#### INSTRUCTIONS:
1: In the article on Brown's Accelerate program, what is the program helping Sampey do?
2: Continue the article on Brown's Accelerate program from the point where it stops.

#### PAGE EXTRACT:
+ + +

Who knew that one day Ashley would be taking some of what Brown has taught him and be working his tail off to beat his mentor on the racetrack.

"I can't tell you how important it is for me to have him as somebody that I can lean on," Ashley said. "The interesting part is, with his Accelerate program, a lot of it is about driving and how to learn how to become a better driver. But what really makes it special is what he does off the track, too, on the marketing side and working with the sponsors and PR and social and media—what really makes a complete driver today. He's worked with me on all that stuff, too."

Brown hopes to use his Accelerate program to help racers—and not just NHRA racers, he points out—get to a next level or improve their game on whatever level they happen to be competing in. For Sampey, it's helping her move from motorcycle champion into a new discipline for her in dragsters.

+ + +

#### RECORDS SUPPLIED:

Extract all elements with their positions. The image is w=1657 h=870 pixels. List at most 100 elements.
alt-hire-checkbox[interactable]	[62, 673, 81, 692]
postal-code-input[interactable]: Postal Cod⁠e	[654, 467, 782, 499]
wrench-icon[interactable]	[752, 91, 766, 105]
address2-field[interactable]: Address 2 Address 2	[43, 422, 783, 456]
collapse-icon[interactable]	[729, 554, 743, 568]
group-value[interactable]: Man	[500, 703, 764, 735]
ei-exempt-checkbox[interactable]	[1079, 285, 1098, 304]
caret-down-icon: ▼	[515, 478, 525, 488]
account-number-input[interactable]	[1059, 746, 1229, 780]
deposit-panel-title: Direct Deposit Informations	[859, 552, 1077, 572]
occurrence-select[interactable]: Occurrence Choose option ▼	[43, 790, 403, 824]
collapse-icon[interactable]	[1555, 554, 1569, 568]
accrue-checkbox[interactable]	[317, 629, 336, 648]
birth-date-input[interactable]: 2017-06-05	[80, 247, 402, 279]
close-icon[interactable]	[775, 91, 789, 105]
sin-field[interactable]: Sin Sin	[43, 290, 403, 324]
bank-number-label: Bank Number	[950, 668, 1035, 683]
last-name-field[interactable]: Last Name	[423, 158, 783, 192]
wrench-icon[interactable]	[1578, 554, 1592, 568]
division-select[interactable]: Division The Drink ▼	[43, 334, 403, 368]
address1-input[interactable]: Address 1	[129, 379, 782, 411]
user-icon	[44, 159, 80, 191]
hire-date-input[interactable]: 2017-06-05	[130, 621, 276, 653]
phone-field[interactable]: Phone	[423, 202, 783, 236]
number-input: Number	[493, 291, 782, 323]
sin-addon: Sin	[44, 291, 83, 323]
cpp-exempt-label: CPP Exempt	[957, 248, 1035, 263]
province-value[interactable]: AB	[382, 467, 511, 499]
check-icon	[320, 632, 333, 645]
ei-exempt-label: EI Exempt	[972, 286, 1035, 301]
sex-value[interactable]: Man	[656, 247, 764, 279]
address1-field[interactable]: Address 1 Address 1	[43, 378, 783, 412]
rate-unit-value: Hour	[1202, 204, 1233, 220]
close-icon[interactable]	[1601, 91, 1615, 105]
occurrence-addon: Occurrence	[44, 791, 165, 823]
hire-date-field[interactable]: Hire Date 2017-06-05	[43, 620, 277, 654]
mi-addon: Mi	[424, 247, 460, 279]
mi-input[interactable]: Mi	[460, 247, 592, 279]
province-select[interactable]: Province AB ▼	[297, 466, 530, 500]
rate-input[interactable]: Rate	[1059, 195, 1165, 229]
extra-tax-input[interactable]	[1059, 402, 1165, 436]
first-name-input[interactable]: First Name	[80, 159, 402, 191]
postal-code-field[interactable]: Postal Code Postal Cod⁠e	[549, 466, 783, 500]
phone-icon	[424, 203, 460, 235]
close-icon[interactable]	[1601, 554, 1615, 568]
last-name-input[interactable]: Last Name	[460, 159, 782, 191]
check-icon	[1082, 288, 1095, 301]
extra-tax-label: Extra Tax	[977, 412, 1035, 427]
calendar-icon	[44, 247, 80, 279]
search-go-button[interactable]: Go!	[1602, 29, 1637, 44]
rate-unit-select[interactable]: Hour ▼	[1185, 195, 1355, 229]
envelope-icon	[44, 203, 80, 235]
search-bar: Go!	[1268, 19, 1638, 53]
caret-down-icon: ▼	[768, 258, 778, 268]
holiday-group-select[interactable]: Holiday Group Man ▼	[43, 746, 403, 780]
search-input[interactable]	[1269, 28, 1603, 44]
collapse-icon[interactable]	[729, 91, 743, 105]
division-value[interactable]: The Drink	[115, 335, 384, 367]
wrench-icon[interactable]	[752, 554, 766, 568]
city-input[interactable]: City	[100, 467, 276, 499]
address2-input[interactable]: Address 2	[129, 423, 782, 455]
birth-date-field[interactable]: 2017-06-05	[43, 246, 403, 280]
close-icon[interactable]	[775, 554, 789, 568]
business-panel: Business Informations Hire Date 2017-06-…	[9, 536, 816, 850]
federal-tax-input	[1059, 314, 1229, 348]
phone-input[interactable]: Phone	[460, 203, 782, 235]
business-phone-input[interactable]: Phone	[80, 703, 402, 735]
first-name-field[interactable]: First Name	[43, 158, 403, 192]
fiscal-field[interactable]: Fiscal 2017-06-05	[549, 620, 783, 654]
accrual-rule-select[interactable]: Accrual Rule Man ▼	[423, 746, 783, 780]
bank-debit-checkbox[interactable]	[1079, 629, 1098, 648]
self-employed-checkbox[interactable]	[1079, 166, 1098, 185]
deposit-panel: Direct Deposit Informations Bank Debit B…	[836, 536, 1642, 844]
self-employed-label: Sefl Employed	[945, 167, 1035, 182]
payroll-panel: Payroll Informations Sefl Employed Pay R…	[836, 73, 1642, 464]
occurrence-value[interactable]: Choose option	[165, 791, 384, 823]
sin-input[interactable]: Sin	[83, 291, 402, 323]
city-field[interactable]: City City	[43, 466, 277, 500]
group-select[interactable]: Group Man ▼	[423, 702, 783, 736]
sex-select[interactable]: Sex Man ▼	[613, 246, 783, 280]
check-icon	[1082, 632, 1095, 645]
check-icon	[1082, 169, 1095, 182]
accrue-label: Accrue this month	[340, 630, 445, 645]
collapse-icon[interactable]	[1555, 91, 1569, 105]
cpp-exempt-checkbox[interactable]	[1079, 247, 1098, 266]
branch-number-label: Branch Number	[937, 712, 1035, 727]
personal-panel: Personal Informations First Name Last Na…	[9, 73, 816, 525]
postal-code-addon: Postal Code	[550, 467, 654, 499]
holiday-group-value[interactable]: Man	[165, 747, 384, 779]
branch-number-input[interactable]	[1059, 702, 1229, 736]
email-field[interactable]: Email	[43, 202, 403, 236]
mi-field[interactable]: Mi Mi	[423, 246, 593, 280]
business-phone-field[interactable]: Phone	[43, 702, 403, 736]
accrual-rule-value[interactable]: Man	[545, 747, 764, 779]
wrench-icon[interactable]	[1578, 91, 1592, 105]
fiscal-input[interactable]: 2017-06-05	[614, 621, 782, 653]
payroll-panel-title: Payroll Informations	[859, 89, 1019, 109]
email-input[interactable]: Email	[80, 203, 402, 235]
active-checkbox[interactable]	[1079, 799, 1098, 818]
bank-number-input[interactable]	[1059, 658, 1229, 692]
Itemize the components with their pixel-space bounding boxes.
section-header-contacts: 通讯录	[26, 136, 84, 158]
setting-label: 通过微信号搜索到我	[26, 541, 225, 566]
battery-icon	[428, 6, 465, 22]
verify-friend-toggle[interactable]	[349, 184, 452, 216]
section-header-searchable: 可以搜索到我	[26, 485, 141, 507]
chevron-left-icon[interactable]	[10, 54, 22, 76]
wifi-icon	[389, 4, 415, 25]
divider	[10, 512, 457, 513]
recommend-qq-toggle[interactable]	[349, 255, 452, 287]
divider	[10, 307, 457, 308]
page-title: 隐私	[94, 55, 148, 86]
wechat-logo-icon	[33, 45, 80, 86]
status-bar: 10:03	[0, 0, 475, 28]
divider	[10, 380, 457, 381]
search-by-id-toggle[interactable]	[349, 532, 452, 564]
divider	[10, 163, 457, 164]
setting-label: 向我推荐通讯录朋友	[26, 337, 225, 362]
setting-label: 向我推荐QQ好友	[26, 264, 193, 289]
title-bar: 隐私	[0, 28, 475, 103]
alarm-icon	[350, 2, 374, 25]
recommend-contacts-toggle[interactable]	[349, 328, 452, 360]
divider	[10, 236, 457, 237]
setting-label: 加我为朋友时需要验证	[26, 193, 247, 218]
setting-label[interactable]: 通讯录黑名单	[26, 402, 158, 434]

+ + +

#### EXERCISE RESULTS:
1: It is helping her move from motorcycle champion into a new discipline for her in dragsters.

2:
As for Ashley, he comes from a racing family and whose father Mike was one of the all-time great NHRA Pro Modified drivers and a multi-time national event winner in NHRA and IHRA competition. Without connections or an experienced driver to tap for advice, other professional racing wannabes may not be able to attract that sponsorship deal or get that meeting with a team owner to help them get to the next level.

That's where Brown comes in.

'I've been helping out kids come up through junior dragster ranks for years now and sponsoring races, sponsoring programs, talking to the kids about how to acquire sponsorship for their cars, and teach them at an early age how to over-deliver," Brown said. "I actually talk and mentor a lot of other drivers from all different forms of motorsports for Toyota.

"I've done stuff with (NASCAR driver) Bubba Wallace in the past and I've done stuff with a whole bunch of other people in the past. I talk to them and acknowledge them, help them, and just try to make them create that right attitude and a mindset."

Brown, 47, emphasized that his mentorship is about so much more than just on-track tips and preparation advice. That's the easy part.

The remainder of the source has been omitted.